(Records about charts and figures)
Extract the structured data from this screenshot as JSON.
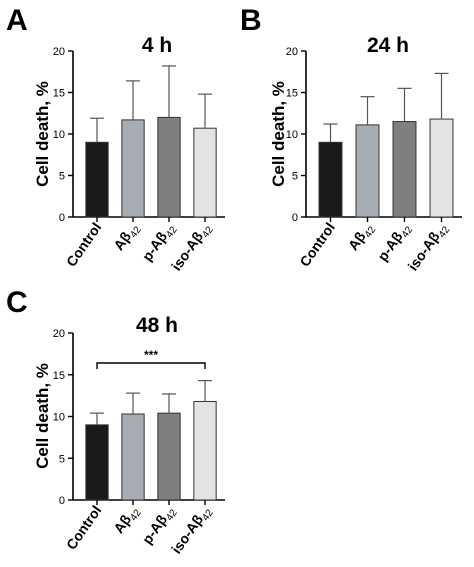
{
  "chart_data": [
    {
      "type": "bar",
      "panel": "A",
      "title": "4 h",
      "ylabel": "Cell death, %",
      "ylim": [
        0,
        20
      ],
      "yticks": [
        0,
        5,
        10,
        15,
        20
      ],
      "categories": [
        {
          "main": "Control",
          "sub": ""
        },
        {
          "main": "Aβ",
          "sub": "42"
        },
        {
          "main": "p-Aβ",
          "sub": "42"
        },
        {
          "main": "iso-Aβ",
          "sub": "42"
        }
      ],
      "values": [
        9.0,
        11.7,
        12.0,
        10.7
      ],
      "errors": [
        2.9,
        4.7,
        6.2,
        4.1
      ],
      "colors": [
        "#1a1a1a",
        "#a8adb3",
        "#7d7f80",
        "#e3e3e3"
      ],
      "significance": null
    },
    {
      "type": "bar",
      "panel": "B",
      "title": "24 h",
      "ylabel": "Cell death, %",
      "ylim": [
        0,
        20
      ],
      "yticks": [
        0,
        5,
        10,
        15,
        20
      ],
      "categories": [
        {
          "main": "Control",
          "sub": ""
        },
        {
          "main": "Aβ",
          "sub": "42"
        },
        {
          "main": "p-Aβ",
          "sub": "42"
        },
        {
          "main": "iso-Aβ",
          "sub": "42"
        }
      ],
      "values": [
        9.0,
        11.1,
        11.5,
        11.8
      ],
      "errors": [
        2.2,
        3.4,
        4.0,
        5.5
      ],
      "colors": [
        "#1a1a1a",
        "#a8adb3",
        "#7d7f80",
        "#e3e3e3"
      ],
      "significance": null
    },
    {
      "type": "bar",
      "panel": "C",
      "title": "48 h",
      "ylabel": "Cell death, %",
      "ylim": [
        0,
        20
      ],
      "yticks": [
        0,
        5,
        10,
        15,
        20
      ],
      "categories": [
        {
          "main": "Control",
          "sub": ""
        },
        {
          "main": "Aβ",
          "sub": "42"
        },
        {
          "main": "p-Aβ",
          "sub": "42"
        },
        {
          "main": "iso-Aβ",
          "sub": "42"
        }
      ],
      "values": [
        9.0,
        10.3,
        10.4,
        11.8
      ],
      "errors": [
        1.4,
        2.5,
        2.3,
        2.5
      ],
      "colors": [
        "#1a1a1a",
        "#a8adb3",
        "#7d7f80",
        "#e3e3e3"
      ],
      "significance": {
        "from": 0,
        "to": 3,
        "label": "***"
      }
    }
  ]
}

- [DIRECTIONS FOR THIS TASK]
Write the listing out a second time exactly, dropping all images.

- [REPLY]
Extract the structured data from this screenshot as JSON.
{
  "chart_data": [
    {
      "type": "bar",
      "panel": "A",
      "title": "4 h",
      "ylabel": "Cell death, %",
      "ylim": [
        0,
        20
      ],
      "yticks": [
        0,
        5,
        10,
        15,
        20
      ],
      "categories": [
        {
          "main": "Control",
          "sub": ""
        },
        {
          "main": "Aβ",
          "sub": "42"
        },
        {
          "main": "p-Aβ",
          "sub": "42"
        },
        {
          "main": "iso-Aβ",
          "sub": "42"
        }
      ],
      "values": [
        9.0,
        11.7,
        12.0,
        10.7
      ],
      "errors": [
        2.9,
        4.7,
        6.2,
        4.1
      ],
      "colors": [
        "#1a1a1a",
        "#a8adb3",
        "#7d7f80",
        "#e3e3e3"
      ],
      "significance": null
    },
    {
      "type": "bar",
      "panel": "B",
      "title": "24 h",
      "ylabel": "Cell death, %",
      "ylim": [
        0,
        20
      ],
      "yticks": [
        0,
        5,
        10,
        15,
        20
      ],
      "categories": [
        {
          "main": "Control",
          "sub": ""
        },
        {
          "main": "Aβ",
          "sub": "42"
        },
        {
          "main": "p-Aβ",
          "sub": "42"
        },
        {
          "main": "iso-Aβ",
          "sub": "42"
        }
      ],
      "values": [
        9.0,
        11.1,
        11.5,
        11.8
      ],
      "errors": [
        2.2,
        3.4,
        4.0,
        5.5
      ],
      "colors": [
        "#1a1a1a",
        "#a8adb3",
        "#7d7f80",
        "#e3e3e3"
      ],
      "significance": null
    },
    {
      "type": "bar",
      "panel": "C",
      "title": "48 h",
      "ylabel": "Cell death, %",
      "ylim": [
        0,
        20
      ],
      "yticks": [
        0,
        5,
        10,
        15,
        20
      ],
      "categories": [
        {
          "main": "Control",
          "sub": ""
        },
        {
          "main": "Aβ",
          "sub": "42"
        },
        {
          "main": "p-Aβ",
          "sub": "42"
        },
        {
          "main": "iso-Aβ",
          "sub": "42"
        }
      ],
      "values": [
        9.0,
        10.3,
        10.4,
        11.8
      ],
      "errors": [
        1.4,
        2.5,
        2.3,
        2.5
      ],
      "colors": [
        "#1a1a1a",
        "#a8adb3",
        "#7d7f80",
        "#e3e3e3"
      ],
      "significance": {
        "from": 0,
        "to": 3,
        "label": "***"
      }
    }
  ]
}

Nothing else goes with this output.